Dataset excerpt
- - -

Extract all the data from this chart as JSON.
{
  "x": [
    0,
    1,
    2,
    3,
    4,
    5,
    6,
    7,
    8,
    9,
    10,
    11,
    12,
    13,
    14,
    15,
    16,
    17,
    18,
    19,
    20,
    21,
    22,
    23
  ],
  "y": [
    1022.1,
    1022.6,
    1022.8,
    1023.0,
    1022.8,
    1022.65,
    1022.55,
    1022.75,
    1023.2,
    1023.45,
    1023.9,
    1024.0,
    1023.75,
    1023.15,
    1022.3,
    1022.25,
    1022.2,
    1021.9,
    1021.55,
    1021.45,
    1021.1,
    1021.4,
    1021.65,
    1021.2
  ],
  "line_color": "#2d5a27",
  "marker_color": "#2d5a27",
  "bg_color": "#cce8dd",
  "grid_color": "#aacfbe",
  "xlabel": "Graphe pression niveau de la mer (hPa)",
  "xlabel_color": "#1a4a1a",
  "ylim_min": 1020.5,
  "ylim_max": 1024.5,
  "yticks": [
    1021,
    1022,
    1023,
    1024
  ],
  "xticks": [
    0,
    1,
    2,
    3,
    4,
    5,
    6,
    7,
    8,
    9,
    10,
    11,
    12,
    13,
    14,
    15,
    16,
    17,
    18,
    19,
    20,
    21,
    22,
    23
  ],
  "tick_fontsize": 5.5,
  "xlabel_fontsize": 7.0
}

- - -

▸ **Problem description**
Please repeat the listing exactly, with nothing left out.

▸ **Result for this task**
Extract all the data from this chart as JSON.
{
  "x": [
    0,
    1,
    2,
    3,
    4,
    5,
    6,
    7,
    8,
    9,
    10,
    11,
    12,
    13,
    14,
    15,
    16,
    17,
    18,
    19,
    20,
    21,
    22,
    23
  ],
  "y": [
    1022.1,
    1022.6,
    1022.8,
    1023.0,
    1022.8,
    1022.65,
    1022.55,
    1022.75,
    1023.2,
    1023.45,
    1023.9,
    1024.0,
    1023.75,
    1023.15,
    1022.3,
    1022.25,
    1022.2,
    1021.9,
    1021.55,
    1021.45,
    1021.1,
    1021.4,
    1021.65,
    1021.2
  ],
  "line_color": "#2d5a27",
  "marker_color": "#2d5a27",
  "bg_color": "#cce8dd",
  "grid_color": "#aacfbe",
  "xlabel": "Graphe pression niveau de la mer (hPa)",
  "xlabel_color": "#1a4a1a",
  "ylim_min": 1020.5,
  "ylim_max": 1024.5,
  "yticks": [
    1021,
    1022,
    1023,
    1024
  ],
  "xticks": [
    0,
    1,
    2,
    3,
    4,
    5,
    6,
    7,
    8,
    9,
    10,
    11,
    12,
    13,
    14,
    15,
    16,
    17,
    18,
    19,
    20,
    21,
    22,
    23
  ],
  "tick_fontsize": 5.5,
  "xlabel_fontsize": 7.0
}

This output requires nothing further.